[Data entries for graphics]
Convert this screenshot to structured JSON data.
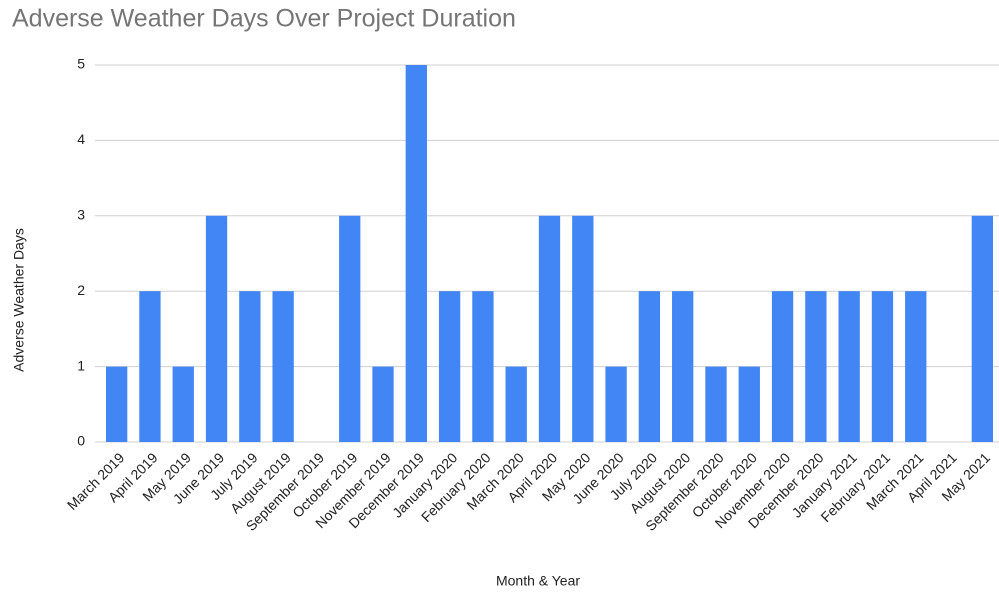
{
  "chart_data": {
    "type": "bar",
    "title": "Adverse Weather Days Over Project Duration",
    "x_label": "Month & Year",
    "y_label": "Adverse Weather Days",
    "categories": [
      "March 2019",
      "April 2019",
      "May 2019",
      "June 2019",
      "July 2019",
      "August 2019",
      "September 2019",
      "October 2019",
      "November 2019",
      "December 2019",
      "January 2020",
      "February 2020",
      "March 2020",
      "April 2020",
      "May 2020",
      "June 2020",
      "July 2020",
      "August 2020",
      "September 2020",
      "October 2020",
      "November 2020",
      "December 2020",
      "January 2021",
      "February 2021",
      "March 2021",
      "April 2021",
      "May 2021"
    ],
    "values": [
      1,
      2,
      1,
      3,
      2,
      2,
      0,
      3,
      1,
      5,
      2,
      2,
      1,
      3,
      3,
      1,
      2,
      2,
      1,
      1,
      2,
      2,
      2,
      2,
      2,
      0,
      3
    ],
    "color": "#4285f4",
    "ylim": [
      0,
      5
    ],
    "yticks": [
      0,
      1,
      2,
      3,
      4,
      5
    ],
    "grid": true
  }
}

_WHAT YOU HAVE TO DO_
Extract all the data above exactly, excluding every picture.

_EXERCISE RESULT_
Convert this screenshot to structured JSON data.
{
  "chart_data": {
    "type": "bar",
    "title": "Adverse Weather Days Over Project Duration",
    "x_label": "Month & Year",
    "y_label": "Adverse Weather Days",
    "categories": [
      "March 2019",
      "April 2019",
      "May 2019",
      "June 2019",
      "July 2019",
      "August 2019",
      "September 2019",
      "October 2019",
      "November 2019",
      "December 2019",
      "January 2020",
      "February 2020",
      "March 2020",
      "April 2020",
      "May 2020",
      "June 2020",
      "July 2020",
      "August 2020",
      "September 2020",
      "October 2020",
      "November 2020",
      "December 2020",
      "January 2021",
      "February 2021",
      "March 2021",
      "April 2021",
      "May 2021"
    ],
    "values": [
      1,
      2,
      1,
      3,
      2,
      2,
      0,
      3,
      1,
      5,
      2,
      2,
      1,
      3,
      3,
      1,
      2,
      2,
      1,
      1,
      2,
      2,
      2,
      2,
      2,
      0,
      3
    ],
    "color": "#4285f4",
    "ylim": [
      0,
      5
    ],
    "yticks": [
      0,
      1,
      2,
      3,
      4,
      5
    ],
    "grid": true
  }
}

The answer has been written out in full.